▶ **WHAT THE TASK REQUIRES**: Give every entry again, word for word and in full.

Dataset entries:

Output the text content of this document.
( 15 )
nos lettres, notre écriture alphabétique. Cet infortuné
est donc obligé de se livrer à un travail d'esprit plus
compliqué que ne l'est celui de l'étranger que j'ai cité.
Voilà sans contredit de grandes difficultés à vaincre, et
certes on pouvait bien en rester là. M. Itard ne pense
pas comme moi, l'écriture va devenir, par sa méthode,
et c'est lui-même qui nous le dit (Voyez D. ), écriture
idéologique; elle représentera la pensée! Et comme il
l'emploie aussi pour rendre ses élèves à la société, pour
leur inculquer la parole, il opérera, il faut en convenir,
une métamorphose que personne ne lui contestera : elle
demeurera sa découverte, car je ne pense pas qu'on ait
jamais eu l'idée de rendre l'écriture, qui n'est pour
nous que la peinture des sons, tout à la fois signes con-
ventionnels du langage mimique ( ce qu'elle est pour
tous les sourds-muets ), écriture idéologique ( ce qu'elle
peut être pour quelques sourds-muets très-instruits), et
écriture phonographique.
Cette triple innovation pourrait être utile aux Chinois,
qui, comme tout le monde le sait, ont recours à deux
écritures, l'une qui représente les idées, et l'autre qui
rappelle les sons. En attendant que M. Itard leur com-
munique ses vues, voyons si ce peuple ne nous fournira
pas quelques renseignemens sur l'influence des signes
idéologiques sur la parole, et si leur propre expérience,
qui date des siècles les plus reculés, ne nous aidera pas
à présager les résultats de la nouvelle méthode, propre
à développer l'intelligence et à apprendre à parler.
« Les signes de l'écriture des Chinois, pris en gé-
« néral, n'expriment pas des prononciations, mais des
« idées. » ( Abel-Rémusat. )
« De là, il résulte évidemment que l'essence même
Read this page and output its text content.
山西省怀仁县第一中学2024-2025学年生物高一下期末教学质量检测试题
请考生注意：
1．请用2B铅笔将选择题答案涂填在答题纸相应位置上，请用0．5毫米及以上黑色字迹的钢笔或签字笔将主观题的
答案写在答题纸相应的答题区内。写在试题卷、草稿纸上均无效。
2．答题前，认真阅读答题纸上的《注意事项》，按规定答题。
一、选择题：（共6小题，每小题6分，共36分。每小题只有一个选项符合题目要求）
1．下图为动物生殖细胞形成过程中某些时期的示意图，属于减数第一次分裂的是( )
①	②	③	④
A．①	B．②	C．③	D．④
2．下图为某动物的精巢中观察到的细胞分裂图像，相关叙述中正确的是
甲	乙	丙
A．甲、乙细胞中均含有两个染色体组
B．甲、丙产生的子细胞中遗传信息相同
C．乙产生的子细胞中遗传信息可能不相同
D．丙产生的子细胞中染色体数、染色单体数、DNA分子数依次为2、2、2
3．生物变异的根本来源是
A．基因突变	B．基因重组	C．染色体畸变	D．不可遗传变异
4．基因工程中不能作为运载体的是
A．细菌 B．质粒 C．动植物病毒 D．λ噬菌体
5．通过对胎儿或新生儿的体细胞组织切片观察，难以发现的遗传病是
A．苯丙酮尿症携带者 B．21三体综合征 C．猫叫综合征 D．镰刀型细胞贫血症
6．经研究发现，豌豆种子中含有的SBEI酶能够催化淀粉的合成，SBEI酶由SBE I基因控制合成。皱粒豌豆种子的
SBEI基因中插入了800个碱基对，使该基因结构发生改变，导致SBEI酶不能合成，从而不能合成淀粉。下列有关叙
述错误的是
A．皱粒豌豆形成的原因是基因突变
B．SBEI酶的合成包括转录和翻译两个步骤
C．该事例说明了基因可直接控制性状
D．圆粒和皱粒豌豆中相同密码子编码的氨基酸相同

▶ **FULL ANSWER**:
Output the text content of this document.
( 15 )
nos lettres, notre écriture alphabétique. Cet infortuné
est donc obligé de se livrer à un travail d'esprit plus
compliqué que ne l'est celui de l'étranger que j'ai cité.
Voilà sans contredit de grandes difficultés à vaincre, et
certes on pouvait bien en rester là. M. Itard ne pense
pas comme moi, l'écriture va devenir, par sa méthode,
et c'est lui-même qui nous le dit (Voyez D. ), écriture
idéologique; elle représentera la pensée! Et comme il
l'emploie aussi pour rendre ses élèves à la société, pour
leur inculquer la parole, il opérera, il faut en convenir,
une métamorphose que personne ne lui contestera : elle
demeurera sa découverte, car je ne pense pas qu'on ait
jamais eu l'idée de rendre l'écriture, qui n'est pour
nous que la peinture des sons, tout à la fois signes con-
ventionnels du langage mimique ( ce qu'elle est pour
tous les sourds-muets ), écriture idéologique ( ce qu'elle
peut être pour quelques sourds-muets très-instruits), et
écriture phonographique.
Cette triple innovation pourrait être utile aux Chinois,
qui, comme tout le monde le sait, ont recours à deux
écritures, l'une qui représente les idées, et l'autre qui
rappelle les sons. En attendant que M. Itard leur com-
munique ses vues, voyons si ce peuple ne nous fournira
pas quelques renseignemens sur l'influence des signes
idéologiques sur la parole, et si leur propre expérience,
qui date des siècles les plus reculés, ne nous aidera pas
à présager les résultats de la nouvelle méthode, propre
à développer l'intelligence et à apprendre à parler.
« Les signes de l'écriture des Chinois, pris en gé-
« néral, n'expriment pas des prononciations, mais des
« idées. » ( Abel-Rémusat. )
« De là, il résulte évidemment que l'essence même
Read this page and output its text content.
山西省怀仁县第一中学2024-2025学年生物高一下期末教学质量检测试题
请考生注意：
1．请用2B铅笔将选择题答案涂填在答题纸相应位置上，请用0．5毫米及以上黑色字迹的钢笔或签字笔将主观题的
答案写在答题纸相应的答题区内。写在试题卷、草稿纸上均无效。
2．答题前，认真阅读答题纸上的《注意事项》，按规定答题。
一、选择题：（共6小题，每小题6分，共36分。每小题只有一个选项符合题目要求）
1．下图为动物生殖细胞形成过程中某些时期的示意图，属于减数第一次分裂的是( )
①	②	③	④
A．①	B．②	C．③	D．④
2．下图为某动物的精巢中观察到的细胞分裂图像，相关叙述中正确的是
甲	乙	丙
A．甲、乙细胞中均含有两个染色体组
B．甲、丙产生的子细胞中遗传信息相同
C．乙产生的子细胞中遗传信息可能不相同
D．丙产生的子细胞中染色体数、染色单体数、DNA分子数依次为2、2、2
3．生物变异的根本来源是
A．基因突变	B．基因重组	C．染色体畸变	D．不可遗传变异
4．基因工程中不能作为运载体的是
A．细菌 B．质粒 C．动植物病毒 D．λ噬菌体
5．通过对胎儿或新生儿的体细胞组织切片观察，难以发现的遗传病是
A．苯丙酮尿症携带者 B．21三体综合征 C．猫叫综合征 D．镰刀型细胞贫血症
6．经研究发现，豌豆种子中含有的SBEI酶能够催化淀粉的合成，SBEI酶由SBE I基因控制合成。皱粒豌豆种子的
SBEI基因中插入了800个碱基对，使该基因结构发生改变，导致SBEI酶不能合成，从而不能合成淀粉。下列有关叙
述错误的是
A．皱粒豌豆形成的原因是基因突变
B．SBEI酶的合成包括转录和翻译两个步骤
C．该事例说明了基因可直接控制性状
D．圆粒和皱粒豌豆中相同密码子编码的氨基酸相同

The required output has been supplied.